→ Written request
Repeat every line of the listing below exactly, minus the pictures.

→ Material for this task
+ + + + + + +

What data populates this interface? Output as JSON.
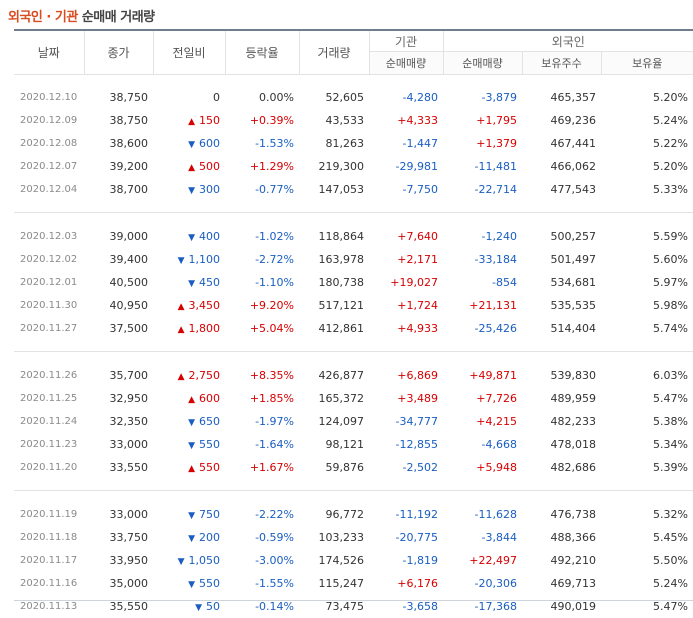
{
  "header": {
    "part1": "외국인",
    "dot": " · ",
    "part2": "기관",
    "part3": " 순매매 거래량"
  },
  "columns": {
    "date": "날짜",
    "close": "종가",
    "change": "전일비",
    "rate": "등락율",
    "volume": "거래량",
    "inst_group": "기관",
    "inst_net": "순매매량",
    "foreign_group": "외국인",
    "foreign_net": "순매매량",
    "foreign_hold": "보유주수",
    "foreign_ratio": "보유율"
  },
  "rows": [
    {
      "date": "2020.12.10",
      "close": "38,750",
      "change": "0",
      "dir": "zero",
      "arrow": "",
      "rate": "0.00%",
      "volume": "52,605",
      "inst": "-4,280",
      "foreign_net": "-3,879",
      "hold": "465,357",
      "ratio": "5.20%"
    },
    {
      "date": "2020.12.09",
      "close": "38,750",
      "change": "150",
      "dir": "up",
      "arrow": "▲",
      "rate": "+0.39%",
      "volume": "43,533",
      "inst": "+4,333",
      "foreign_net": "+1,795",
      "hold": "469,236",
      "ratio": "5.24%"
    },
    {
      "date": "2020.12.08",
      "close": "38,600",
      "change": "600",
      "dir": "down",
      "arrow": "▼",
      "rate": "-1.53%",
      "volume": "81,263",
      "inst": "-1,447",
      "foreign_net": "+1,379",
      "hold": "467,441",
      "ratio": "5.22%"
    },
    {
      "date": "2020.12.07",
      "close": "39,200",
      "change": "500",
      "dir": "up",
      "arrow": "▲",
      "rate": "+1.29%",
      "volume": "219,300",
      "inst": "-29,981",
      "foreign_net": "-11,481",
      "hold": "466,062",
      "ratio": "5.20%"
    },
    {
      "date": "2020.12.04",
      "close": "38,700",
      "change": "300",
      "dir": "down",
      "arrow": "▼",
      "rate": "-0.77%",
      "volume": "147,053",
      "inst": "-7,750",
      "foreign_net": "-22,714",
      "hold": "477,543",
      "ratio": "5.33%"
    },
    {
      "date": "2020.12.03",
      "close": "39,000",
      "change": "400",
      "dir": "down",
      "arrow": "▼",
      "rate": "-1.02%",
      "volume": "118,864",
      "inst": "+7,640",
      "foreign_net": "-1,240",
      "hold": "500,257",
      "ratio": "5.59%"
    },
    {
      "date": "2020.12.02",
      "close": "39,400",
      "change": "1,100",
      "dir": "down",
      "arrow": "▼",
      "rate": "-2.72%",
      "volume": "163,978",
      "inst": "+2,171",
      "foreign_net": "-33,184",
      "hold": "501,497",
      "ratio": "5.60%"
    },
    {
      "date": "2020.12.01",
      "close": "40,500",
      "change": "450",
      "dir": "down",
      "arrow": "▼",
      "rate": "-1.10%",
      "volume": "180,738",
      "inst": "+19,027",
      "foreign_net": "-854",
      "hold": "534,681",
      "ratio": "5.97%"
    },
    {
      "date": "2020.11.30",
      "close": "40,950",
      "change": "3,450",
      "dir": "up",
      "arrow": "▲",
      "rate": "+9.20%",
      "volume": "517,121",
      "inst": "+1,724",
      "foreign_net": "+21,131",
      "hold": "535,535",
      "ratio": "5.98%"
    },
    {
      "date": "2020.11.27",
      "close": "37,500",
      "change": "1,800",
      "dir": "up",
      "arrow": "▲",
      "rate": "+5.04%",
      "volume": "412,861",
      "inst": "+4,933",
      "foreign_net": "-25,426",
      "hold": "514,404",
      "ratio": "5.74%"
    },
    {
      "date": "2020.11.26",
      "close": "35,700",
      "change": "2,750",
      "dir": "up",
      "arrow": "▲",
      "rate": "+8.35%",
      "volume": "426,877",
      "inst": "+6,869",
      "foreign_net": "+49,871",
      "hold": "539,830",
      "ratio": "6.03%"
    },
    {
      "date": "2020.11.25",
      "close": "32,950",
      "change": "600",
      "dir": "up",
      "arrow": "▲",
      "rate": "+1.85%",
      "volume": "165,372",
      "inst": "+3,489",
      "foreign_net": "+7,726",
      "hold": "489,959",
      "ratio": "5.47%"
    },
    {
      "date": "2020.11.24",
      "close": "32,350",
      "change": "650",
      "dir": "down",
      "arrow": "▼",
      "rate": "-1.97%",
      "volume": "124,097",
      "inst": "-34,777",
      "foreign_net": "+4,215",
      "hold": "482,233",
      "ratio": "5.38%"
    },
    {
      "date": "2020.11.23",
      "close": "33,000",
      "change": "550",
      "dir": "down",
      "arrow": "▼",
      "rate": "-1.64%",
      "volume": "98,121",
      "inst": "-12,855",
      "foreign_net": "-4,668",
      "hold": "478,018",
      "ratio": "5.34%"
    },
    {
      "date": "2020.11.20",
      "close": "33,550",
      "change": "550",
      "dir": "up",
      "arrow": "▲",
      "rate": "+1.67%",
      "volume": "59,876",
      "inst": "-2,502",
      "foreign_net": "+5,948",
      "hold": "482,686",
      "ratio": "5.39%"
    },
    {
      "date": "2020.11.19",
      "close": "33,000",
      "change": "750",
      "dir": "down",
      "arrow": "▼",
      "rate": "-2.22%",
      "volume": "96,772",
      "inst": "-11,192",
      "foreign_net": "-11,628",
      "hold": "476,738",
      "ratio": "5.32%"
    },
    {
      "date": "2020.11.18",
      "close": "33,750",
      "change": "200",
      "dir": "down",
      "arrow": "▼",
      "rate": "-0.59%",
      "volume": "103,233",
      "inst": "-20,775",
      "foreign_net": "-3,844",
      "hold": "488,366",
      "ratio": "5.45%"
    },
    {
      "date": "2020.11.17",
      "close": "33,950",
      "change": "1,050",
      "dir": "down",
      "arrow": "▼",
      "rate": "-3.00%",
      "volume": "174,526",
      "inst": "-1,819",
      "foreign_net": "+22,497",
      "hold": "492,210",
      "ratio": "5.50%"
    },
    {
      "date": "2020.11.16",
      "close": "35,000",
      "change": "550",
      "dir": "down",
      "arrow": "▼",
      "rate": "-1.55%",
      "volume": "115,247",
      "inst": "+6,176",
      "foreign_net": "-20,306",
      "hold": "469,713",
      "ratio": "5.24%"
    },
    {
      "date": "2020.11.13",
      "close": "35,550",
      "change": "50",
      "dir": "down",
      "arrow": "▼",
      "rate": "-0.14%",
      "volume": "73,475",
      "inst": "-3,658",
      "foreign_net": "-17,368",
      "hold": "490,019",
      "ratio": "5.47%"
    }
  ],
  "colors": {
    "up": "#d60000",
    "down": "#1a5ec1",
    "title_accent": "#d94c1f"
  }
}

+ + + + + + +

→ Exercise output
What data populates this interface? Output as JSON.
{
  "header": {
    "part1": "외국인",
    "dot": " · ",
    "part2": "기관",
    "part3": " 순매매 거래량"
  },
  "columns": {
    "date": "날짜",
    "close": "종가",
    "change": "전일비",
    "rate": "등락율",
    "volume": "거래량",
    "inst_group": "기관",
    "inst_net": "순매매량",
    "foreign_group": "외국인",
    "foreign_net": "순매매량",
    "foreign_hold": "보유주수",
    "foreign_ratio": "보유율"
  },
  "rows": [
    {
      "date": "2020.12.10",
      "close": "38,750",
      "change": "0",
      "dir": "zero",
      "arrow": "",
      "rate": "0.00%",
      "volume": "52,605",
      "inst": "-4,280",
      "foreign_net": "-3,879",
      "hold": "465,357",
      "ratio": "5.20%"
    },
    {
      "date": "2020.12.09",
      "close": "38,750",
      "change": "150",
      "dir": "up",
      "arrow": "▲",
      "rate": "+0.39%",
      "volume": "43,533",
      "inst": "+4,333",
      "foreign_net": "+1,795",
      "hold": "469,236",
      "ratio": "5.24%"
    },
    {
      "date": "2020.12.08",
      "close": "38,600",
      "change": "600",
      "dir": "down",
      "arrow": "▼",
      "rate": "-1.53%",
      "volume": "81,263",
      "inst": "-1,447",
      "foreign_net": "+1,379",
      "hold": "467,441",
      "ratio": "5.22%"
    },
    {
      "date": "2020.12.07",
      "close": "39,200",
      "change": "500",
      "dir": "up",
      "arrow": "▲",
      "rate": "+1.29%",
      "volume": "219,300",
      "inst": "-29,981",
      "foreign_net": "-11,481",
      "hold": "466,062",
      "ratio": "5.20%"
    },
    {
      "date": "2020.12.04",
      "close": "38,700",
      "change": "300",
      "dir": "down",
      "arrow": "▼",
      "rate": "-0.77%",
      "volume": "147,053",
      "inst": "-7,750",
      "foreign_net": "-22,714",
      "hold": "477,543",
      "ratio": "5.33%"
    },
    {
      "date": "2020.12.03",
      "close": "39,000",
      "change": "400",
      "dir": "down",
      "arrow": "▼",
      "rate": "-1.02%",
      "volume": "118,864",
      "inst": "+7,640",
      "foreign_net": "-1,240",
      "hold": "500,257",
      "ratio": "5.59%"
    },
    {
      "date": "2020.12.02",
      "close": "39,400",
      "change": "1,100",
      "dir": "down",
      "arrow": "▼",
      "rate": "-2.72%",
      "volume": "163,978",
      "inst": "+2,171",
      "foreign_net": "-33,184",
      "hold": "501,497",
      "ratio": "5.60%"
    },
    {
      "date": "2020.12.01",
      "close": "40,500",
      "change": "450",
      "dir": "down",
      "arrow": "▼",
      "rate": "-1.10%",
      "volume": "180,738",
      "inst": "+19,027",
      "foreign_net": "-854",
      "hold": "534,681",
      "ratio": "5.97%"
    },
    {
      "date": "2020.11.30",
      "close": "40,950",
      "change": "3,450",
      "dir": "up",
      "arrow": "▲",
      "rate": "+9.20%",
      "volume": "517,121",
      "inst": "+1,724",
      "foreign_net": "+21,131",
      "hold": "535,535",
      "ratio": "5.98%"
    },
    {
      "date": "2020.11.27",
      "close": "37,500",
      "change": "1,800",
      "dir": "up",
      "arrow": "▲",
      "rate": "+5.04%",
      "volume": "412,861",
      "inst": "+4,933",
      "foreign_net": "-25,426",
      "hold": "514,404",
      "ratio": "5.74%"
    },
    {
      "date": "2020.11.26",
      "close": "35,700",
      "change": "2,750",
      "dir": "up",
      "arrow": "▲",
      "rate": "+8.35%",
      "volume": "426,877",
      "inst": "+6,869",
      "foreign_net": "+49,871",
      "hold": "539,830",
      "ratio": "6.03%"
    },
    {
      "date": "2020.11.25",
      "close": "32,950",
      "change": "600",
      "dir": "up",
      "arrow": "▲",
      "rate": "+1.85%",
      "volume": "165,372",
      "inst": "+3,489",
      "foreign_net": "+7,726",
      "hold": "489,959",
      "ratio": "5.47%"
    },
    {
      "date": "2020.11.24",
      "close": "32,350",
      "change": "650",
      "dir": "down",
      "arrow": "▼",
      "rate": "-1.97%",
      "volume": "124,097",
      "inst": "-34,777",
      "foreign_net": "+4,215",
      "hold": "482,233",
      "ratio": "5.38%"
    },
    {
      "date": "2020.11.23",
      "close": "33,000",
      "change": "550",
      "dir": "down",
      "arrow": "▼",
      "rate": "-1.64%",
      "volume": "98,121",
      "inst": "-12,855",
      "foreign_net": "-4,668",
      "hold": "478,018",
      "ratio": "5.34%"
    },
    {
      "date": "2020.11.20",
      "close": "33,550",
      "change": "550",
      "dir": "up",
      "arrow": "▲",
      "rate": "+1.67%",
      "volume": "59,876",
      "inst": "-2,502",
      "foreign_net": "+5,948",
      "hold": "482,686",
      "ratio": "5.39%"
    },
    {
      "date": "2020.11.19",
      "close": "33,000",
      "change": "750",
      "dir": "down",
      "arrow": "▼",
      "rate": "-2.22%",
      "volume": "96,772",
      "inst": "-11,192",
      "foreign_net": "-11,628",
      "hold": "476,738",
      "ratio": "5.32%"
    },
    {
      "date": "2020.11.18",
      "close": "33,750",
      "change": "200",
      "dir": "down",
      "arrow": "▼",
      "rate": "-0.59%",
      "volume": "103,233",
      "inst": "-20,775",
      "foreign_net": "-3,844",
      "hold": "488,366",
      "ratio": "5.45%"
    },
    {
      "date": "2020.11.17",
      "close": "33,950",
      "change": "1,050",
      "dir": "down",
      "arrow": "▼",
      "rate": "-3.00%",
      "volume": "174,526",
      "inst": "-1,819",
      "foreign_net": "+22,497",
      "hold": "492,210",
      "ratio": "5.50%"
    },
    {
      "date": "2020.11.16",
      "close": "35,000",
      "change": "550",
      "dir": "down",
      "arrow": "▼",
      "rate": "-1.55%",
      "volume": "115,247",
      "inst": "+6,176",
      "foreign_net": "-20,306",
      "hold": "469,713",
      "ratio": "5.24%"
    },
    {
      "date": "2020.11.13",
      "close": "35,550",
      "change": "50",
      "dir": "down",
      "arrow": "▼",
      "rate": "-0.14%",
      "volume": "73,475",
      "inst": "-3,658",
      "foreign_net": "-17,368",
      "hold": "490,019",
      "ratio": "5.47%"
    }
  ],
  "colors": {
    "up": "#d60000",
    "down": "#1a5ec1",
    "title_accent": "#d94c1f"
  }
}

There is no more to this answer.